Your job is to restate each entry word for word.
%%
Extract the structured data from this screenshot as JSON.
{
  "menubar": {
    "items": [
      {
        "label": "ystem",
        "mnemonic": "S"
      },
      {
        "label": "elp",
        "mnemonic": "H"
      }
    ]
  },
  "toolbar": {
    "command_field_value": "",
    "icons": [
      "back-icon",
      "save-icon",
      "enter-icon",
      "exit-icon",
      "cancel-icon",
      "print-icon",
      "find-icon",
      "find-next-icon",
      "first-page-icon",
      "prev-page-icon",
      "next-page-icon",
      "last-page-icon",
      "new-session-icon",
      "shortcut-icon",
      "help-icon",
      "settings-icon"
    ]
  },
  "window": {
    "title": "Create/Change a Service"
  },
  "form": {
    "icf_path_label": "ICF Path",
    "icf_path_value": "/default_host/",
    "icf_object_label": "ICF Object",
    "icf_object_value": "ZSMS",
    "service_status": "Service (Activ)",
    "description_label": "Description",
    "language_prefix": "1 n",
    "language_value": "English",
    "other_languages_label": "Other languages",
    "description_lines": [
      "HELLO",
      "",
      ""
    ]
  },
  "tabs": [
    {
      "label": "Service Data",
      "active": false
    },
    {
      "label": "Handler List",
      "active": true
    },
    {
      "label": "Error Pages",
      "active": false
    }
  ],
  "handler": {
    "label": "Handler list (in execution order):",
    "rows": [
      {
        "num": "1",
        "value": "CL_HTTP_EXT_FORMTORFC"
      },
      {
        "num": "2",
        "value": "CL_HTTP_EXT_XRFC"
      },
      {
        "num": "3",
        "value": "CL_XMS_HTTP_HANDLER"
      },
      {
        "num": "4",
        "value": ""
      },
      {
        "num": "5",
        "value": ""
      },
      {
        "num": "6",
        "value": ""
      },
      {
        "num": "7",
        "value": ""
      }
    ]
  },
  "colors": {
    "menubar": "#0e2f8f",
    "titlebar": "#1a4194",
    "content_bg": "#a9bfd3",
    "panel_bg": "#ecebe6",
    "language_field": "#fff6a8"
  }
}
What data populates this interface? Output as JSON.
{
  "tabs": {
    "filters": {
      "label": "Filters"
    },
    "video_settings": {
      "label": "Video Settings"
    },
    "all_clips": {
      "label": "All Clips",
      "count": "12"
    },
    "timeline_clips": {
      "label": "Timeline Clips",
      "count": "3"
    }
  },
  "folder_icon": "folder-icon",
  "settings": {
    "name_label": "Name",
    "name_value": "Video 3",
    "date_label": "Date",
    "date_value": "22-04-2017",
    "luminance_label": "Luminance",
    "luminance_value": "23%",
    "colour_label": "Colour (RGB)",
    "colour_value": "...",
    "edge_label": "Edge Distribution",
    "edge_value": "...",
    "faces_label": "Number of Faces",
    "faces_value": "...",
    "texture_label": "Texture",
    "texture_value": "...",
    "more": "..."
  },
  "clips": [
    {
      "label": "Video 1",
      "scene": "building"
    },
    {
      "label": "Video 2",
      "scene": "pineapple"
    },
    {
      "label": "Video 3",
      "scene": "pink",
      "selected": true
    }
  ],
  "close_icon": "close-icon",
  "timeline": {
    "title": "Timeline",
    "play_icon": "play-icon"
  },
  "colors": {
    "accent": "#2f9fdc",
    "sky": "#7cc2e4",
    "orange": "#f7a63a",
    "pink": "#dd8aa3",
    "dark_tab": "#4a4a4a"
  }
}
%%
§ Solution to this problem
Extract the structured data from this screenshot as JSON.
{
  "menubar": {
    "items": [
      {
        "label": "ystem",
        "mnemonic": "S"
      },
      {
        "label": "elp",
        "mnemonic": "H"
      }
    ]
  },
  "toolbar": {
    "command_field_value": "",
    "icons": [
      "back-icon",
      "save-icon",
      "enter-icon",
      "exit-icon",
      "cancel-icon",
      "print-icon",
      "find-icon",
      "find-next-icon",
      "first-page-icon",
      "prev-page-icon",
      "next-page-icon",
      "last-page-icon",
      "new-session-icon",
      "shortcut-icon",
      "help-icon",
      "settings-icon"
    ]
  },
  "window": {
    "title": "Create/Change a Service"
  },
  "form": {
    "icf_path_label": "ICF Path",
    "icf_path_value": "/default_host/",
    "icf_object_label": "ICF Object",
    "icf_object_value": "ZSMS",
    "service_status": "Service (Activ)",
    "description_label": "Description",
    "language_prefix": "1 n",
    "language_value": "English",
    "other_languages_label": "Other languages",
    "description_lines": [
      "HELLO",
      "",
      ""
    ]
  },
  "tabs": [
    {
      "label": "Service Data",
      "active": false
    },
    {
      "label": "Handler List",
      "active": true
    },
    {
      "label": "Error Pages",
      "active": false
    }
  ],
  "handler": {
    "label": "Handler list (in execution order):",
    "rows": [
      {
        "num": "1",
        "value": "CL_HTTP_EXT_FORMTORFC"
      },
      {
        "num": "2",
        "value": "CL_HTTP_EXT_XRFC"
      },
      {
        "num": "3",
        "value": "CL_XMS_HTTP_HANDLER"
      },
      {
        "num": "4",
        "value": ""
      },
      {
        "num": "5",
        "value": ""
      },
      {
        "num": "6",
        "value": ""
      },
      {
        "num": "7",
        "value": ""
      }
    ]
  },
  "colors": {
    "menubar": "#0e2f8f",
    "titlebar": "#1a4194",
    "content_bg": "#a9bfd3",
    "panel_bg": "#ecebe6",
    "language_field": "#fff6a8"
  }
}
What data populates this interface? Output as JSON.
{
  "tabs": {
    "filters": {
      "label": "Filters"
    },
    "video_settings": {
      "label": "Video Settings"
    },
    "all_clips": {
      "label": "All Clips",
      "count": "12"
    },
    "timeline_clips": {
      "label": "Timeline Clips",
      "count": "3"
    }
  },
  "folder_icon": "folder-icon",
  "settings": {
    "name_label": "Name",
    "name_value": "Video 3",
    "date_label": "Date",
    "date_value": "22-04-2017",
    "luminance_label": "Luminance",
    "luminance_value": "23%",
    "colour_label": "Colour (RGB)",
    "colour_value": "...",
    "edge_label": "Edge Distribution",
    "edge_value": "...",
    "faces_label": "Number of Faces",
    "faces_value": "...",
    "texture_label": "Texture",
    "texture_value": "...",
    "more": "..."
  },
  "clips": [
    {
      "label": "Video 1",
      "scene": "building"
    },
    {
      "label": "Video 2",
      "scene": "pineapple"
    },
    {
      "label": "Video 3",
      "scene": "pink",
      "selected": true
    }
  ],
  "close_icon": "close-icon",
  "timeline": {
    "title": "Timeline",
    "play_icon": "play-icon"
  },
  "colors": {
    "accent": "#2f9fdc",
    "sky": "#7cc2e4",
    "orange": "#f7a63a",
    "pink": "#dd8aa3",
    "dark_tab": "#4a4a4a"
  }
}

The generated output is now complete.